_Data for this task_.
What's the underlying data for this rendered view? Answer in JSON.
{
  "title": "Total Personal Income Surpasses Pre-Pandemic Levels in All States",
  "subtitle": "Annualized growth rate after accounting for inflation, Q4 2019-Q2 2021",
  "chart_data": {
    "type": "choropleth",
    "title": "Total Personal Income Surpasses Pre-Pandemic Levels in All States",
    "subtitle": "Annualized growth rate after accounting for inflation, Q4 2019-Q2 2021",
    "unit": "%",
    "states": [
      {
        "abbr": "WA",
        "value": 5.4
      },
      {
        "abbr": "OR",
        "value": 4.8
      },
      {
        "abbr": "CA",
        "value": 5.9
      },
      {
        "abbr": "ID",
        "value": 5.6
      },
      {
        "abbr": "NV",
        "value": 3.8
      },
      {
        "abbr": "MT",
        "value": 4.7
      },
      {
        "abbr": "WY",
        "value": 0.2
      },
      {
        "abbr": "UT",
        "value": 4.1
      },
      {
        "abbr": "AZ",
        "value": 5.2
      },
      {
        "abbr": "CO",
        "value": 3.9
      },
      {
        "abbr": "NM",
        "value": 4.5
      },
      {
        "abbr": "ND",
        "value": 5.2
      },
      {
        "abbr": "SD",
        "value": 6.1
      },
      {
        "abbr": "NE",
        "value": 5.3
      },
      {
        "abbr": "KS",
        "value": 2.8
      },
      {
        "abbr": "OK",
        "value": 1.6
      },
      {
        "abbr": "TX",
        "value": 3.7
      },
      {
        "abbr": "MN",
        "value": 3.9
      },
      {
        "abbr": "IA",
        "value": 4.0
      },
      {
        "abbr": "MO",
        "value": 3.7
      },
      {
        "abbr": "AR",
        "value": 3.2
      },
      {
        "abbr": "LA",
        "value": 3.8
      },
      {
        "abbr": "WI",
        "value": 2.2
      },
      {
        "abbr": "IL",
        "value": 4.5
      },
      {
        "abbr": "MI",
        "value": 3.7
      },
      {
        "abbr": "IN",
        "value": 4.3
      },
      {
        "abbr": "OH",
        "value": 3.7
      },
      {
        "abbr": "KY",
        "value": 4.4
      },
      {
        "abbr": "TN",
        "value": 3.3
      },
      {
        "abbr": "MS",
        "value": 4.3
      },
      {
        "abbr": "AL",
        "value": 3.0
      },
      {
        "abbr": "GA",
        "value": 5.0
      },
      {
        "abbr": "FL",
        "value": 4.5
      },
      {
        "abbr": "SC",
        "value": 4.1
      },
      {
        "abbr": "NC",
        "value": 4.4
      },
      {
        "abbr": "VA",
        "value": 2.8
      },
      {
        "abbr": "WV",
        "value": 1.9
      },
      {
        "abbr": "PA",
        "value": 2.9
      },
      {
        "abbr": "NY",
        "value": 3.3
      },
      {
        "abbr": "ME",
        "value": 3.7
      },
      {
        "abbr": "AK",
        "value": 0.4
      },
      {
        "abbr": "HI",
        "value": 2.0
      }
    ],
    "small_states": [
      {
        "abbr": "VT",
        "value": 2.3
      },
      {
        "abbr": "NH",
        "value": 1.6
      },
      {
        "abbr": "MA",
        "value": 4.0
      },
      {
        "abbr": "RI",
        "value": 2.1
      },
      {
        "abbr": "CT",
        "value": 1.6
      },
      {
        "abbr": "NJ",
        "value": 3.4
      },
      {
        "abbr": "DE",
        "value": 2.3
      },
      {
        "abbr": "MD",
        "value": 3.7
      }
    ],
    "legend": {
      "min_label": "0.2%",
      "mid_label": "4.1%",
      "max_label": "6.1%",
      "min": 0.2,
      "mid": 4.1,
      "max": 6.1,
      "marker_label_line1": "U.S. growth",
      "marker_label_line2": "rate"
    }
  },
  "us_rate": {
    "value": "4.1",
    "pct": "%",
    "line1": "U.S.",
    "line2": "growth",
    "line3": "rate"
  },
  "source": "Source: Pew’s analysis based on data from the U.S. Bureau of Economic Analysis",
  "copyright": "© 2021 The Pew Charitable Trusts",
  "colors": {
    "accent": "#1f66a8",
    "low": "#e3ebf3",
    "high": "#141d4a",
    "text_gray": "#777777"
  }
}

_Requirements_.
Copy out every line of the data that includes "Pandemic".

_The completed task_.
  "title": "Total Personal Income Surpasses Pre-Pandemic Levels in All States",
    "title": "Total Personal Income Surpasses Pre-Pandemic Levels in All States",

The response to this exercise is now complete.